## EXTRACT
----------
1.76% probability that in one hour more than 5 clients arrive

Step-by-step explanation:

In a Poisson distribution, the probability that X represents the number of successes of a random variable is given by the following formula:

P(X = x) = \frac{e^{-\mu}*\mu^{x}}{(x)!}

In which

x is the number of sucesses

e = 2.71828 is the Euler number

\mu is the mean in the given time interval.

The arrivals of clients at a service firm in Santa Clara is a random variable from Poisson distribution with rate 2 arrivals per hour.

This means that \mu = 2

What is the probability that in one hour more than 5 clients arrive

Either 5 or less clients arrive, or more than 5 do. The sum of the probabilities of these events is decimal 1. So

P(X \leq 5) + P(X > 5) = 1

We want P(X > 5). So

P(X > 5) = 1 - P(X \leq 5)
----------
## ENTRIES SUPPLIED
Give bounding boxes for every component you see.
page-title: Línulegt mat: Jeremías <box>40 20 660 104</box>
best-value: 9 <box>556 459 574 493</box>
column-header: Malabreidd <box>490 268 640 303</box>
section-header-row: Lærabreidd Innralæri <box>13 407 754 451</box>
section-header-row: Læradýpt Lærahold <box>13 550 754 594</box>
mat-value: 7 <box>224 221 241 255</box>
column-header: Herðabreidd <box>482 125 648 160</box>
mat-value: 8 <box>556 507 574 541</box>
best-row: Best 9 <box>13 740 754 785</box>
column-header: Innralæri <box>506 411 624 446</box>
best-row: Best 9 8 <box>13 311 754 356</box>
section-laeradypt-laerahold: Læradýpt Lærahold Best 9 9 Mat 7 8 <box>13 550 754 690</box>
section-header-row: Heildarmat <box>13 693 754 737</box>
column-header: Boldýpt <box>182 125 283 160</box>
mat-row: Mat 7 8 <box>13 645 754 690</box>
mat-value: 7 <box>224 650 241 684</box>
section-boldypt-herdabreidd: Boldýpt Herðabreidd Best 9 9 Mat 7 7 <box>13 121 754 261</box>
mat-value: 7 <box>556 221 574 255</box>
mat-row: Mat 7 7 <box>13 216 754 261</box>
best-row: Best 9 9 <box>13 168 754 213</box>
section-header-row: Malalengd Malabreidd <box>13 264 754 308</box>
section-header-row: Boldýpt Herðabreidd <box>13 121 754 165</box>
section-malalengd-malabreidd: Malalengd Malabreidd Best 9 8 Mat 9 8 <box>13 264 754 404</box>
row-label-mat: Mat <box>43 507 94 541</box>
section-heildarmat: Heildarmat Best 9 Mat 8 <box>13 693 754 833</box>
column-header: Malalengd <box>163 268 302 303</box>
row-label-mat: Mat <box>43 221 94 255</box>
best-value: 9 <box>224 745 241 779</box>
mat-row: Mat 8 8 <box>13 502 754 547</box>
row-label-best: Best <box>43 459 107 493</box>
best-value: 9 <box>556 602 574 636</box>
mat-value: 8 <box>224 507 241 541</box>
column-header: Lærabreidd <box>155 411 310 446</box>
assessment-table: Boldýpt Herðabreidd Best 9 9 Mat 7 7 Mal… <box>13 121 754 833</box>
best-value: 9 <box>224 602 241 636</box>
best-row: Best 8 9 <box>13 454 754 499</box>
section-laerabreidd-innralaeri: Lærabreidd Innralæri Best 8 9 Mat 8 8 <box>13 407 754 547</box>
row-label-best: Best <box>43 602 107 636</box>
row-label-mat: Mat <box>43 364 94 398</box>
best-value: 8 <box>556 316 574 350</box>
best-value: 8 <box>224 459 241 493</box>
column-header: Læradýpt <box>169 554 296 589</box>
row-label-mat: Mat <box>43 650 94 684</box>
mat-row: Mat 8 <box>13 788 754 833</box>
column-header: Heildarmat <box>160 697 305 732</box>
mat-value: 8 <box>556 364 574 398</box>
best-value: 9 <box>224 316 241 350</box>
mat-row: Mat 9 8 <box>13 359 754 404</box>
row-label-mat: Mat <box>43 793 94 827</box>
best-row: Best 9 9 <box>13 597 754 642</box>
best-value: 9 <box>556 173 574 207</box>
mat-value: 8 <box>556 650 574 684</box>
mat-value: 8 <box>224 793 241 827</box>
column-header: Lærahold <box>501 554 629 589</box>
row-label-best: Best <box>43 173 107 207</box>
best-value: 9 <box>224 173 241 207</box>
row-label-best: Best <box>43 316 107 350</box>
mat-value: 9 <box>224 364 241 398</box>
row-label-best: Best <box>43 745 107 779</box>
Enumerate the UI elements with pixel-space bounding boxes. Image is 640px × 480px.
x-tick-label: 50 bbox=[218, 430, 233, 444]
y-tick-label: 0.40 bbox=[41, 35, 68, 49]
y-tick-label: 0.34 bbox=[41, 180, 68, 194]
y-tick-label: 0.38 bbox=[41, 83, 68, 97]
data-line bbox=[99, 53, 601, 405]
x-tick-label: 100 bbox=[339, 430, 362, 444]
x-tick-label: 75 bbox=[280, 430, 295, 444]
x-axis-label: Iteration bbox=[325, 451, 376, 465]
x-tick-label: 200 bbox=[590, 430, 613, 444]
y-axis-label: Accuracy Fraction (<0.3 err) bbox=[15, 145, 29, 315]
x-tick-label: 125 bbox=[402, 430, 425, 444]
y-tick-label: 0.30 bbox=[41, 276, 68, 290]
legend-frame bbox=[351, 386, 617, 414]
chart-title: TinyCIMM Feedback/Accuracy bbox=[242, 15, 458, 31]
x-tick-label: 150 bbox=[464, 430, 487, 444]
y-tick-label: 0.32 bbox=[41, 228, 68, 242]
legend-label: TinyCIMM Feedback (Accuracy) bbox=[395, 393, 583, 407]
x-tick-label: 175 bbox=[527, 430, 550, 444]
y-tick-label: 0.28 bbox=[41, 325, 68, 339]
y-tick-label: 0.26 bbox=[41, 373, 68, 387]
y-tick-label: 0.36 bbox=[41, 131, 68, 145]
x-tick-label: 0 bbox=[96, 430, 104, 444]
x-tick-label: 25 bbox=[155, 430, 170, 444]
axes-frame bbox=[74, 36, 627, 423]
----------
## SET EXERCISE
Please give the arrival rate of clients at the service firm in Santa Clara according to the Poisson explanation. The records are separate material, apart from the Poisson explanation.

## THE COMPLETED TASK
2 arrivals per hour.